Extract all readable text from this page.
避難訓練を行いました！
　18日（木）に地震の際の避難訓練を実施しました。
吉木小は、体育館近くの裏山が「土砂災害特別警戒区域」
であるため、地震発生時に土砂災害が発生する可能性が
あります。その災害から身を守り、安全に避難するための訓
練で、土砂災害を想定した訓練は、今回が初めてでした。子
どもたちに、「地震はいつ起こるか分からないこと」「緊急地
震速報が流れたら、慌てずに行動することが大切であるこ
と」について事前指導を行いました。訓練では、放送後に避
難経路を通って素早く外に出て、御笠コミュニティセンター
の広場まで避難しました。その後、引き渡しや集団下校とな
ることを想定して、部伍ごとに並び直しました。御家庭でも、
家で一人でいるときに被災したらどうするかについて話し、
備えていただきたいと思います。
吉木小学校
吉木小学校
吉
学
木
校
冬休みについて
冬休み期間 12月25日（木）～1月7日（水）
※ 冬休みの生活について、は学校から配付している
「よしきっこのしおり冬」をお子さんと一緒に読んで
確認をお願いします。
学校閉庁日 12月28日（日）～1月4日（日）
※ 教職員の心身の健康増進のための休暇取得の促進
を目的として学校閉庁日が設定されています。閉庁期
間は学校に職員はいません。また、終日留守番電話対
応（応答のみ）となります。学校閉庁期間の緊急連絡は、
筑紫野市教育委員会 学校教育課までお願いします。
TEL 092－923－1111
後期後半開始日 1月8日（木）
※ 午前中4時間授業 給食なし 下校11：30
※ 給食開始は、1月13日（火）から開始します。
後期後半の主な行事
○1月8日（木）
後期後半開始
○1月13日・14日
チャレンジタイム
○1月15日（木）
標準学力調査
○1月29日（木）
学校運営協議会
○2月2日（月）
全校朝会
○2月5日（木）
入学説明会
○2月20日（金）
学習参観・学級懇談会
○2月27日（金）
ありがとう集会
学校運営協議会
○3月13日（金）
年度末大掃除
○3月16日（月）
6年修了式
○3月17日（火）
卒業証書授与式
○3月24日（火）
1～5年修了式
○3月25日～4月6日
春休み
..............................
TASK BRIEF:
Write out every entry again exactly, please, with nothing missing.

REPLY:
Extract all readable text from this page.
避難訓練を行いました！
　18日（木）に地震の際の避難訓練を実施しました。
吉木小は、体育館近くの裏山が「土砂災害特別警戒区域」
であるため、地震発生時に土砂災害が発生する可能性が
あります。その災害から身を守り、安全に避難するための訓
練で、土砂災害を想定した訓練は、今回が初めてでした。子
どもたちに、「地震はいつ起こるか分からないこと」「緊急地
震速報が流れたら、慌てずに行動することが大切であるこ
と」について事前指導を行いました。訓練では、放送後に避
難経路を通って素早く外に出て、御笠コミュニティセンター
の広場まで避難しました。その後、引き渡しや集団下校とな
ることを想定して、部伍ごとに並び直しました。御家庭でも、
家で一人でいるときに被災したらどうするかについて話し、
備えていただきたいと思います。
吉木小学校
吉木小学校
吉
学
木
校
冬休みについて
冬休み期間 12月25日（木）～1月7日（水）
※ 冬休みの生活について、は学校から配付している
「よしきっこのしおり冬」をお子さんと一緒に読んで
確認をお願いします。
学校閉庁日 12月28日（日）～1月4日（日）
※ 教職員の心身の健康増進のための休暇取得の促進
を目的として学校閉庁日が設定されています。閉庁期
間は学校に職員はいません。また、終日留守番電話対
応（応答のみ）となります。学校閉庁期間の緊急連絡は、
筑紫野市教育委員会 学校教育課までお願いします。
TEL 092－923－1111
後期後半開始日 1月8日（木）
※ 午前中4時間授業 給食なし 下校11：30
※ 給食開始は、1月13日（火）から開始します。
後期後半の主な行事
○1月8日（木）
後期後半開始
○1月13日・14日
チャレンジタイム
○1月15日（木）
標準学力調査
○1月29日（木）
学校運営協議会
○2月2日（月）
全校朝会
○2月5日（木）
入学説明会
○2月20日（金）
学習参観・学級懇談会
○2月27日（金）
ありがとう集会
学校運営協議会
○3月13日（金）
年度末大掃除
○3月16日（月）
6年修了式
○3月17日（火）
卒業証書授与式
○3月24日（火）
1～5年修了式
○3月25日～4月6日
春休み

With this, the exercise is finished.